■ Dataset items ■
___
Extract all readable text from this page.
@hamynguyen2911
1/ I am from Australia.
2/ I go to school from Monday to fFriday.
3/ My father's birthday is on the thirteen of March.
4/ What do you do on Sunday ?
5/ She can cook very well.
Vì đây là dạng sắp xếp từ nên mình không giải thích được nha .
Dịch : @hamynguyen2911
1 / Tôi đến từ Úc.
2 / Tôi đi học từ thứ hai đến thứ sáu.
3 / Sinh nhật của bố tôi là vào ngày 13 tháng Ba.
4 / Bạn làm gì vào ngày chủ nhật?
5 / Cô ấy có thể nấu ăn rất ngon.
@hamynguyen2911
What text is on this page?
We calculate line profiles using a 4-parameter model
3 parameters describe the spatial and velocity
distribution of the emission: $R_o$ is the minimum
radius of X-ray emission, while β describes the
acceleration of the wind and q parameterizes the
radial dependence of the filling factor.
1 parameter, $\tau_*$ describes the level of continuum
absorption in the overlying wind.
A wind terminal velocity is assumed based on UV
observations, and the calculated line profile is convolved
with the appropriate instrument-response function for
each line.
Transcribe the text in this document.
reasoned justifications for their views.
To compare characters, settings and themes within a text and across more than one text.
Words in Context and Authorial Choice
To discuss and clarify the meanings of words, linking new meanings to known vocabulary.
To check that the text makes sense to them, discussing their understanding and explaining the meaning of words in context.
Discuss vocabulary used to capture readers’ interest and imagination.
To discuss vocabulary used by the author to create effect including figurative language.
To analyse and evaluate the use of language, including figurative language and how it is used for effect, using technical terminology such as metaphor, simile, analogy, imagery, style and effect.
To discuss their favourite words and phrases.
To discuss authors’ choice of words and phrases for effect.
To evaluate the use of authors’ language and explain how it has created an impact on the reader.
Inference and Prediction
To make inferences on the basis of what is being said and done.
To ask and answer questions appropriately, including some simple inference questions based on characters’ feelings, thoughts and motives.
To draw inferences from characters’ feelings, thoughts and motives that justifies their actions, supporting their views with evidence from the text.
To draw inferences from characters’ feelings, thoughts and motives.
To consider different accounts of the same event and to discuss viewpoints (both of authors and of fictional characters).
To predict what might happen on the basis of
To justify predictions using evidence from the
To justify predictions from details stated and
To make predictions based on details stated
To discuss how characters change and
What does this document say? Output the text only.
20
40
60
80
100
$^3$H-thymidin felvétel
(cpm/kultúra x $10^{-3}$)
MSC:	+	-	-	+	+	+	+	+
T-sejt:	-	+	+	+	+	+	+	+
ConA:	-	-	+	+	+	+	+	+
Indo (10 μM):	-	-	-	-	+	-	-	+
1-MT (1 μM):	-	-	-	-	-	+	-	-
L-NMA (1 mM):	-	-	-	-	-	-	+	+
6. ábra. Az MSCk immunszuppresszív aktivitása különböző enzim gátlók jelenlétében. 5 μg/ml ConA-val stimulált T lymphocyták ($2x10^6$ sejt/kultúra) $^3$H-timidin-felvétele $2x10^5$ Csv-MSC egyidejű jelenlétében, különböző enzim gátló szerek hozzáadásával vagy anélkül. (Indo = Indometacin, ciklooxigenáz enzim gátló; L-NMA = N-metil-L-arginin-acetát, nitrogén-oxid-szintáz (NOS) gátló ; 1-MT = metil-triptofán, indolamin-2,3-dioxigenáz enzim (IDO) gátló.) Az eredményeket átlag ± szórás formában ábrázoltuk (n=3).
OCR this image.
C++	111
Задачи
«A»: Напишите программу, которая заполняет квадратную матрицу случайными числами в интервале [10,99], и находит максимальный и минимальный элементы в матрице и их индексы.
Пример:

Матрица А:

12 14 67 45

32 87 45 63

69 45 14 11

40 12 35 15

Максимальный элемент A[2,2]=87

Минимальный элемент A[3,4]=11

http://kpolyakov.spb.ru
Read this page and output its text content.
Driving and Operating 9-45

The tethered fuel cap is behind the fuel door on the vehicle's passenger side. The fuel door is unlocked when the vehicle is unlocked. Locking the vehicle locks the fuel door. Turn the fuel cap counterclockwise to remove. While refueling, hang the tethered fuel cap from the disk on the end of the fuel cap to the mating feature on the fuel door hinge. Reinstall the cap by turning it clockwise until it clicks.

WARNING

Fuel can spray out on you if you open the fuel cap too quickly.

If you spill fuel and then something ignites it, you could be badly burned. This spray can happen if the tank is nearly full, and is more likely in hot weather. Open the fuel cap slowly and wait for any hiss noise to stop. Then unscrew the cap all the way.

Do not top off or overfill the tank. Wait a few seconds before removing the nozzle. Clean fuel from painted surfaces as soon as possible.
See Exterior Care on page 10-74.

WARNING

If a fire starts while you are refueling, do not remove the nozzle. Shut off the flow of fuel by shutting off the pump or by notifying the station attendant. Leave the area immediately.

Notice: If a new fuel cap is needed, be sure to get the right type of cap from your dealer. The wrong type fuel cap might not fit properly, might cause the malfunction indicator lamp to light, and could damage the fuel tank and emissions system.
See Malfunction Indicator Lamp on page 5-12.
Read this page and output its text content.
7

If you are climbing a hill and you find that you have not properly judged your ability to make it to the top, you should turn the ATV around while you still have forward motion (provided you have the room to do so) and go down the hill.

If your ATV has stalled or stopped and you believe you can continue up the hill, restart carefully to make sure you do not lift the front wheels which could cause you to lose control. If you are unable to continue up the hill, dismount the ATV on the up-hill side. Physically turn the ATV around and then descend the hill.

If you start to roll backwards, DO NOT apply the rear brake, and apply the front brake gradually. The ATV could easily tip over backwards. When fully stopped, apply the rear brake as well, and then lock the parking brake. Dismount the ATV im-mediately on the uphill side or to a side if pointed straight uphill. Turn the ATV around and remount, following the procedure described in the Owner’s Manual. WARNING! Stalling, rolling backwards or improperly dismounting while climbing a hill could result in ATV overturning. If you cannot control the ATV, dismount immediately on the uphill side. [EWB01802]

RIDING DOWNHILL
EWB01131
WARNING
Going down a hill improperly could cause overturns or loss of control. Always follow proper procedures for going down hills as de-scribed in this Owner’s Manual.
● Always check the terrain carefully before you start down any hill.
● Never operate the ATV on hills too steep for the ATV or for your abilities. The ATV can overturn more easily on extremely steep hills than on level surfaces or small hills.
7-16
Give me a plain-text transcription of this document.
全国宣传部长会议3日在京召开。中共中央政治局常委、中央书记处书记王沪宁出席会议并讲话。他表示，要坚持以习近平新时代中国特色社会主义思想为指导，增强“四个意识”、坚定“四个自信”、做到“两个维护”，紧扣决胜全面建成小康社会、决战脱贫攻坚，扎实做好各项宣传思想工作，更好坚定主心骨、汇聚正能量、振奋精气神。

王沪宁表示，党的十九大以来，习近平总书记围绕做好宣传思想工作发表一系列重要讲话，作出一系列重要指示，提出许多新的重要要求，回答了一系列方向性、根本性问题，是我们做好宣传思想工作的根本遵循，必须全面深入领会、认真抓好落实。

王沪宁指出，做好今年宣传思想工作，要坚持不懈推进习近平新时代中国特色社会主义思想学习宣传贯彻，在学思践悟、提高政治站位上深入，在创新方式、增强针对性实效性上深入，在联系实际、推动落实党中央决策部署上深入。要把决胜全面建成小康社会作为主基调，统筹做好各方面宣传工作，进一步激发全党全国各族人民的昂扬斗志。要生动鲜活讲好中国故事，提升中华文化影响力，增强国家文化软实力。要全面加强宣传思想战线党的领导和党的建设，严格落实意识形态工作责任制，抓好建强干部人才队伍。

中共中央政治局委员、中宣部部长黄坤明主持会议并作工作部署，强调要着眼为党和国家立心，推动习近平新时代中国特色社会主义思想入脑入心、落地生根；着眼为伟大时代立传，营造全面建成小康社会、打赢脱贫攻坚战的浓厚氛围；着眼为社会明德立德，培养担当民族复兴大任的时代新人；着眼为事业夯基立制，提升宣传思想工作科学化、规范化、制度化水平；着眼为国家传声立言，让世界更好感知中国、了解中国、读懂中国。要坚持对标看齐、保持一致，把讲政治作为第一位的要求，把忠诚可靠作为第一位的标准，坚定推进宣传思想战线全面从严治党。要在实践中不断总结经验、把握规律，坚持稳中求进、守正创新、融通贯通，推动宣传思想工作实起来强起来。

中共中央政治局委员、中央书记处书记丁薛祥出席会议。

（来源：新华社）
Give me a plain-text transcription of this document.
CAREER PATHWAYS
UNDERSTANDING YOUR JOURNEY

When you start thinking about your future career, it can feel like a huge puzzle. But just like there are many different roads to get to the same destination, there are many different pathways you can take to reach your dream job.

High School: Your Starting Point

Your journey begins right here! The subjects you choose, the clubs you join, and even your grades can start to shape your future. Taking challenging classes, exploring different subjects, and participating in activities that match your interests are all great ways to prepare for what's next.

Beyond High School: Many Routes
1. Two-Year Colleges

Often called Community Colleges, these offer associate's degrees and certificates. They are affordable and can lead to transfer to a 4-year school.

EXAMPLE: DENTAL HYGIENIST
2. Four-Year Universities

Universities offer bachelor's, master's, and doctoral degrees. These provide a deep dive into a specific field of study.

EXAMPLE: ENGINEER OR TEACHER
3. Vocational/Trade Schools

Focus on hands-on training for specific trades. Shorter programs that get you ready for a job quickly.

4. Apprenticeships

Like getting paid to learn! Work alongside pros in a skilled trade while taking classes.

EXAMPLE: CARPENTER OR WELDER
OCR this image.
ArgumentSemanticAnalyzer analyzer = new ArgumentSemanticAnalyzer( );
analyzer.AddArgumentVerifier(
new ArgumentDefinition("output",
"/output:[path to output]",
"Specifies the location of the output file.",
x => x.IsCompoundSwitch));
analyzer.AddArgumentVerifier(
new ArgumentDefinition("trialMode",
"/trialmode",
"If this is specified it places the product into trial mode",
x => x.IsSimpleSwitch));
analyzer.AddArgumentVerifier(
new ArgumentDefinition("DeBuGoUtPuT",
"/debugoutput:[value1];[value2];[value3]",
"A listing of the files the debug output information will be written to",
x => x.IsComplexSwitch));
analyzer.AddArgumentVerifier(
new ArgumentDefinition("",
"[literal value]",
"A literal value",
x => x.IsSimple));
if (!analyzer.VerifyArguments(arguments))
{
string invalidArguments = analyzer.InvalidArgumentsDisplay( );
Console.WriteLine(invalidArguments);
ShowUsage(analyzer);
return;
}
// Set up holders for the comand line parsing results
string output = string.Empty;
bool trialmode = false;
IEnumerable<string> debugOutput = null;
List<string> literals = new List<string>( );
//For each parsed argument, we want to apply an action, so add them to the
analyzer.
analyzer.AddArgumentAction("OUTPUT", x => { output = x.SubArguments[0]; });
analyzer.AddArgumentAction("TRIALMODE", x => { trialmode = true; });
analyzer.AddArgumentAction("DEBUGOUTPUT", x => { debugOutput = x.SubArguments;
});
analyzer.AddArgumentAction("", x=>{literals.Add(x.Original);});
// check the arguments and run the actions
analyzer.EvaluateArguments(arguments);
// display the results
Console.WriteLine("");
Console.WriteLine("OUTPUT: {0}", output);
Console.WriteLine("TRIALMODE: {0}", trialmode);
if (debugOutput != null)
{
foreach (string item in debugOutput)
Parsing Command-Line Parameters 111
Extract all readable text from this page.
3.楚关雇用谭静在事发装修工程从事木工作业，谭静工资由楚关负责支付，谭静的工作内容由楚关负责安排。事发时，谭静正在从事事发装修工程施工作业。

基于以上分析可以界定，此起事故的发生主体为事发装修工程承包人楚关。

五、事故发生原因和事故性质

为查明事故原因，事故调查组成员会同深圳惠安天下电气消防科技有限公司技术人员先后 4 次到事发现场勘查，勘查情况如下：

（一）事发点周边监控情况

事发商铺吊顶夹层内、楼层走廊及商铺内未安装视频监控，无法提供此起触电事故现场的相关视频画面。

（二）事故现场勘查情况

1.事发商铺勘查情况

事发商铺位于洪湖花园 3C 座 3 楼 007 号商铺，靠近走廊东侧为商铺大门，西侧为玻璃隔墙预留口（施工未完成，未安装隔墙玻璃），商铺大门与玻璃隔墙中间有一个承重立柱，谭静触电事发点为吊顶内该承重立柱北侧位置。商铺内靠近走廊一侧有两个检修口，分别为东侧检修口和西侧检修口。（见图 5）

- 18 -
___
■ Goal ■
Return only the number of lines in the entries that contain the string "Indo".

■ The solution ■
2